[Data for this exercise]
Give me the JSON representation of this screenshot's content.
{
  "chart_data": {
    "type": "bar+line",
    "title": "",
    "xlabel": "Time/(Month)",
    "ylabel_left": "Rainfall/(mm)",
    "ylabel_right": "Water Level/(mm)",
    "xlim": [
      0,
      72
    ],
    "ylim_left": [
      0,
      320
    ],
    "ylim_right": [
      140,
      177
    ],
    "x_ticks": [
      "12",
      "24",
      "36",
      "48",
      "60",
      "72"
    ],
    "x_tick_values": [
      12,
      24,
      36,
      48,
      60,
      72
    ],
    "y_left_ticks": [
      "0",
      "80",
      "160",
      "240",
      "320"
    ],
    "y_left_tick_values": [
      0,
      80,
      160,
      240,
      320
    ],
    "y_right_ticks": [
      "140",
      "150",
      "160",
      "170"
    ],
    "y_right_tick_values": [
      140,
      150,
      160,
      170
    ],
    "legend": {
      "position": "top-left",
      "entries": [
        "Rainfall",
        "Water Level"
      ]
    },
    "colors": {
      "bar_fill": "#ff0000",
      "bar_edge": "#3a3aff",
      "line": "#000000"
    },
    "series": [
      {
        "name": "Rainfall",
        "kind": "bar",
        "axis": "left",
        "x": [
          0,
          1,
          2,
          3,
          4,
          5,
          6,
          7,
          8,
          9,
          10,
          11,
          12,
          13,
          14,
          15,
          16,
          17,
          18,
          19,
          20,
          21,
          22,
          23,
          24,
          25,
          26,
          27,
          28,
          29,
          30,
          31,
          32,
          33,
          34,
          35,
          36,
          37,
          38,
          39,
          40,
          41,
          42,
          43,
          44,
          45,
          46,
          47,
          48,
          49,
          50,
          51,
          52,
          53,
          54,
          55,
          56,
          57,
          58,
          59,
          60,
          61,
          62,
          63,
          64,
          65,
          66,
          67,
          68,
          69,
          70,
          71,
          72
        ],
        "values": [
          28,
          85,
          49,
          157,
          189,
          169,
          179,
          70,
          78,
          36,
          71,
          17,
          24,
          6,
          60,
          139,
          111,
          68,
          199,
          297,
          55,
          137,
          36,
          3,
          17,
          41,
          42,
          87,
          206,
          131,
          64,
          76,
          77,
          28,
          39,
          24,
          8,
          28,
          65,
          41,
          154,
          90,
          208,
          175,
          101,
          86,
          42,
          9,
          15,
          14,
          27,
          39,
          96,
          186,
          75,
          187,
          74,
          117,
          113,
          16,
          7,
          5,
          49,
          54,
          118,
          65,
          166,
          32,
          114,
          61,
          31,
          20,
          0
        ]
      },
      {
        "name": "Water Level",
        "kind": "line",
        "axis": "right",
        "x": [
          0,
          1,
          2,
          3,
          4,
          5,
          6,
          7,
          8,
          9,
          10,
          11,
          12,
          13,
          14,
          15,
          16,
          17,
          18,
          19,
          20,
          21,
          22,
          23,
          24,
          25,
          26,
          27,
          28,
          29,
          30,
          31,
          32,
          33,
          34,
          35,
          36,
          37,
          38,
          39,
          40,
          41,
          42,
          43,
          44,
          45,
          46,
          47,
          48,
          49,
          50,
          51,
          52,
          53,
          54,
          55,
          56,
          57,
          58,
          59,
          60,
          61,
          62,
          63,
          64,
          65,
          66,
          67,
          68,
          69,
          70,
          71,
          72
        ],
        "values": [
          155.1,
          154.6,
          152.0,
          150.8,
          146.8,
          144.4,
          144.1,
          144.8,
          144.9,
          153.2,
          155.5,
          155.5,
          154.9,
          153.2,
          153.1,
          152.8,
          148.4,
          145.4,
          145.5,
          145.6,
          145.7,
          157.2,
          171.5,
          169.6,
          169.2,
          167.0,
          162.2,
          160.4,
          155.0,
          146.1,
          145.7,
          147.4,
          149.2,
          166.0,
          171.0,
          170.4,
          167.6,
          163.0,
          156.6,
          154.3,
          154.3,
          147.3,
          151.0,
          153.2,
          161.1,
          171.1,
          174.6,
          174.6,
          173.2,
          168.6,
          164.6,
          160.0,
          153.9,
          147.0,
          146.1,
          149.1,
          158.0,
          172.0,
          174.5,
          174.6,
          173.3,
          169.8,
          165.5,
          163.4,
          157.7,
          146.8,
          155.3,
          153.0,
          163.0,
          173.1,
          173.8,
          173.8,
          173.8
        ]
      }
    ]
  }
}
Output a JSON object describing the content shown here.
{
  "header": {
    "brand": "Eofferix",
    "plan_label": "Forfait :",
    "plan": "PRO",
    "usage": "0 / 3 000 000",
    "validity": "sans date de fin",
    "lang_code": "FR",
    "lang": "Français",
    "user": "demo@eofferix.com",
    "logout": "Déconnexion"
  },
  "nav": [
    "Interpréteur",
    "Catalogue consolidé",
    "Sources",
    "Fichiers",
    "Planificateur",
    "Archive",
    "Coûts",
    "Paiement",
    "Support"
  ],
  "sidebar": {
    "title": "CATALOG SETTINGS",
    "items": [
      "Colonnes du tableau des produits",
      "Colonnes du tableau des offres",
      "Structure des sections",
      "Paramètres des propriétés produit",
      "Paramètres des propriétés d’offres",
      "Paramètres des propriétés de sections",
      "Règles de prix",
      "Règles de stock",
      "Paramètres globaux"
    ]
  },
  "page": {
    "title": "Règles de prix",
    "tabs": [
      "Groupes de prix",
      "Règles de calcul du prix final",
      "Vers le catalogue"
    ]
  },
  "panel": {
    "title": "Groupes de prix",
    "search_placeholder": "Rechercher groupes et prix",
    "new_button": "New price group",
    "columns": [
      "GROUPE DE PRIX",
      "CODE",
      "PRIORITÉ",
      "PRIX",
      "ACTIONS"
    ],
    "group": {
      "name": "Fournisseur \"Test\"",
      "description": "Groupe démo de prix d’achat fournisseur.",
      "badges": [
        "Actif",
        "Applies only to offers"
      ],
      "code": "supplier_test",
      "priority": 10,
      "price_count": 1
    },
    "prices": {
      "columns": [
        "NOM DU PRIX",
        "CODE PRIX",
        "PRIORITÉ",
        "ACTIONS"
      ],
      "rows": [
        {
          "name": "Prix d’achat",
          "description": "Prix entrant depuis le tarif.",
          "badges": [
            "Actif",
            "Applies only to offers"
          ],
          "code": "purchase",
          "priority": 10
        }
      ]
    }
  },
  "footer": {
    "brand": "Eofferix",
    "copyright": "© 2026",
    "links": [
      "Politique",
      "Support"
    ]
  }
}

[What you are asked to do] Go through the entries and return each line where the word "Paramètres" appears.

[Result of this task]
      "Paramètres des propriétés produit",
      "Paramètres des propriétés d’offres",
      "Paramètres des propriétés de sections",
      "Paramètres globaux"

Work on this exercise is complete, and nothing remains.